- The request -
Each line that holds the word "الضرورة" counts once; report the total and nothing else.

- Listing -
◆ ◆ ◆ ◆ ◆

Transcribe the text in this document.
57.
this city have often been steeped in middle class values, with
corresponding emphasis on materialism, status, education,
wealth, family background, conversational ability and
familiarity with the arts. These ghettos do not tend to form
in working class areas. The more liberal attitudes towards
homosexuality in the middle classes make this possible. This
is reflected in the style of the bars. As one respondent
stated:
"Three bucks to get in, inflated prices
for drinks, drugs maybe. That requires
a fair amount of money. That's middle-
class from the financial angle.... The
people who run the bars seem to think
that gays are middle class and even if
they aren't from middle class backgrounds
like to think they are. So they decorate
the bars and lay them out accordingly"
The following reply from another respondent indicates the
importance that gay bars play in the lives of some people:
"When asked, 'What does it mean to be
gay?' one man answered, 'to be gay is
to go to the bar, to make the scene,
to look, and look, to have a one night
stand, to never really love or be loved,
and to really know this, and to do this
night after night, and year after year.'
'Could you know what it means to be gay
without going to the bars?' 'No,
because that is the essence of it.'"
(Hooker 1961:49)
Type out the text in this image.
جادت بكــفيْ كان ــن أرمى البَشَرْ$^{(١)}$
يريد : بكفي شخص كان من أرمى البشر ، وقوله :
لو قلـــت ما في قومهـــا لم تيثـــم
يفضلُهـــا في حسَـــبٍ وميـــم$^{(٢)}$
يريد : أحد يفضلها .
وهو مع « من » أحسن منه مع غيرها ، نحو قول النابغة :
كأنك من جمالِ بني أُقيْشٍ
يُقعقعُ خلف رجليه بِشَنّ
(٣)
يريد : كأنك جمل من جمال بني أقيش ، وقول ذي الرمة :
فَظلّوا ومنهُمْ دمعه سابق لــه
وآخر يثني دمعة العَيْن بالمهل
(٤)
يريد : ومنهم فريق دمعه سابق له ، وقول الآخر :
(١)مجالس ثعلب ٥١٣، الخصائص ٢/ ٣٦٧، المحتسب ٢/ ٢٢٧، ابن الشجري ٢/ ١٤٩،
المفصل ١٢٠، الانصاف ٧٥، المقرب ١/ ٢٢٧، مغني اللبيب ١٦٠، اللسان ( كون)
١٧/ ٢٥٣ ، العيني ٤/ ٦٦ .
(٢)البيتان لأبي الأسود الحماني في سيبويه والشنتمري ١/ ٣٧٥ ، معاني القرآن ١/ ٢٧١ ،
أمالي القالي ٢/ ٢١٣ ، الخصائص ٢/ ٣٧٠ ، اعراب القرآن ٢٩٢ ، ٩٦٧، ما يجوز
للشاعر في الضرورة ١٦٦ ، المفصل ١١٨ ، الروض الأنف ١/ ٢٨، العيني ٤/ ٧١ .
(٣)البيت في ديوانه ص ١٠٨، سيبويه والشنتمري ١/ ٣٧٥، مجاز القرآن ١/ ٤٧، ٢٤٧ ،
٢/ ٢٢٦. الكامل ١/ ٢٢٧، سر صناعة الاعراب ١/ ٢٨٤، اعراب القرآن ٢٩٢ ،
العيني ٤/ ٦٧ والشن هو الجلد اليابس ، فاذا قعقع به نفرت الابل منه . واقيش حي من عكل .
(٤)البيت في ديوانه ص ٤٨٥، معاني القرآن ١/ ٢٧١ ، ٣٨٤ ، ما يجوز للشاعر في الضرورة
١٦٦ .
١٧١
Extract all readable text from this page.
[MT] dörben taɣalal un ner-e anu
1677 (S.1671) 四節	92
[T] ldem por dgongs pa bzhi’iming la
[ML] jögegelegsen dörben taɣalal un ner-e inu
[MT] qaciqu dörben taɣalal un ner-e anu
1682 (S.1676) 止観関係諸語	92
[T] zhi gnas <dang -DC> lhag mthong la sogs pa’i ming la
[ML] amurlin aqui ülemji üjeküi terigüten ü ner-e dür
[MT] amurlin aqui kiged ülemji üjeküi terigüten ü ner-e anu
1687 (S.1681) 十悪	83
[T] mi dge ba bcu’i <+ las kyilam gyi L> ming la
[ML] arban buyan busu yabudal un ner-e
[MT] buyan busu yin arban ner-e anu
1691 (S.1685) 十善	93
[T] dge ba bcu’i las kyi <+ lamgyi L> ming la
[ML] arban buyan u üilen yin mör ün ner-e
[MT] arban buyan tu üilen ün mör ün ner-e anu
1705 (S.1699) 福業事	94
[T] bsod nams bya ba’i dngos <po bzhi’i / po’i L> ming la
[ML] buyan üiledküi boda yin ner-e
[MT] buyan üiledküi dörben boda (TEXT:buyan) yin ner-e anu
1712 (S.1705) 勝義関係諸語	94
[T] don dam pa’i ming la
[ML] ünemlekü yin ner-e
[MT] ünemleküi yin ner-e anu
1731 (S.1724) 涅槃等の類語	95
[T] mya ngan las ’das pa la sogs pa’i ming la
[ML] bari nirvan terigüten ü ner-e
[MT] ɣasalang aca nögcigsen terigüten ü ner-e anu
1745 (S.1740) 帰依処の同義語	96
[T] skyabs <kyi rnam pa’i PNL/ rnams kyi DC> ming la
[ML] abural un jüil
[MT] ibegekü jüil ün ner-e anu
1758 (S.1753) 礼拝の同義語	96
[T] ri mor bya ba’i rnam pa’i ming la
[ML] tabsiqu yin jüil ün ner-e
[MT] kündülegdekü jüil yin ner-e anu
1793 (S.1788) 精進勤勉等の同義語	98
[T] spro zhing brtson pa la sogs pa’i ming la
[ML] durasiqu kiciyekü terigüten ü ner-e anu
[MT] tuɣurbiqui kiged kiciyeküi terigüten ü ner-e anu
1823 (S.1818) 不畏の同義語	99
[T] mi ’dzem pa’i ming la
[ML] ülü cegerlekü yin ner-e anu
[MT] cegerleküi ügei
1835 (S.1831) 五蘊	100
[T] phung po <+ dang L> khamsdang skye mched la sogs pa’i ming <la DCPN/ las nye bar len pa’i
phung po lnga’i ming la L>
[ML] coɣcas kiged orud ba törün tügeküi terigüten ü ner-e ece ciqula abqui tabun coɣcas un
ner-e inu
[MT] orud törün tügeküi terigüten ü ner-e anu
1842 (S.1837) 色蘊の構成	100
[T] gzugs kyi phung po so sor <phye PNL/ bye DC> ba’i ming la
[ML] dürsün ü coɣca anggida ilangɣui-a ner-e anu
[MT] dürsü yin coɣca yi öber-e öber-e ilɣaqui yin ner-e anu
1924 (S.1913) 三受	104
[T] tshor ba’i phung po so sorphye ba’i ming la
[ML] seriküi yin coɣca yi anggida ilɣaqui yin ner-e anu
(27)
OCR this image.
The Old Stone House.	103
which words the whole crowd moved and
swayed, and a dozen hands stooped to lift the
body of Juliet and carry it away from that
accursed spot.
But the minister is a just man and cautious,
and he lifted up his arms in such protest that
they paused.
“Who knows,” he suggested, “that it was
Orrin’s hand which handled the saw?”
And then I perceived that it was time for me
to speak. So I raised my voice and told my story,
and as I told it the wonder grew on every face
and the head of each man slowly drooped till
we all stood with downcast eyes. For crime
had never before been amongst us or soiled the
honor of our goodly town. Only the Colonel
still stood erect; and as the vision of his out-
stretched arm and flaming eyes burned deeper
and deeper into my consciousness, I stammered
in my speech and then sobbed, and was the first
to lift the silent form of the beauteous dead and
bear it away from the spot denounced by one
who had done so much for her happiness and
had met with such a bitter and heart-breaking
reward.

◆ ◆ ◆ ◆ ◆

- Response to the task -
2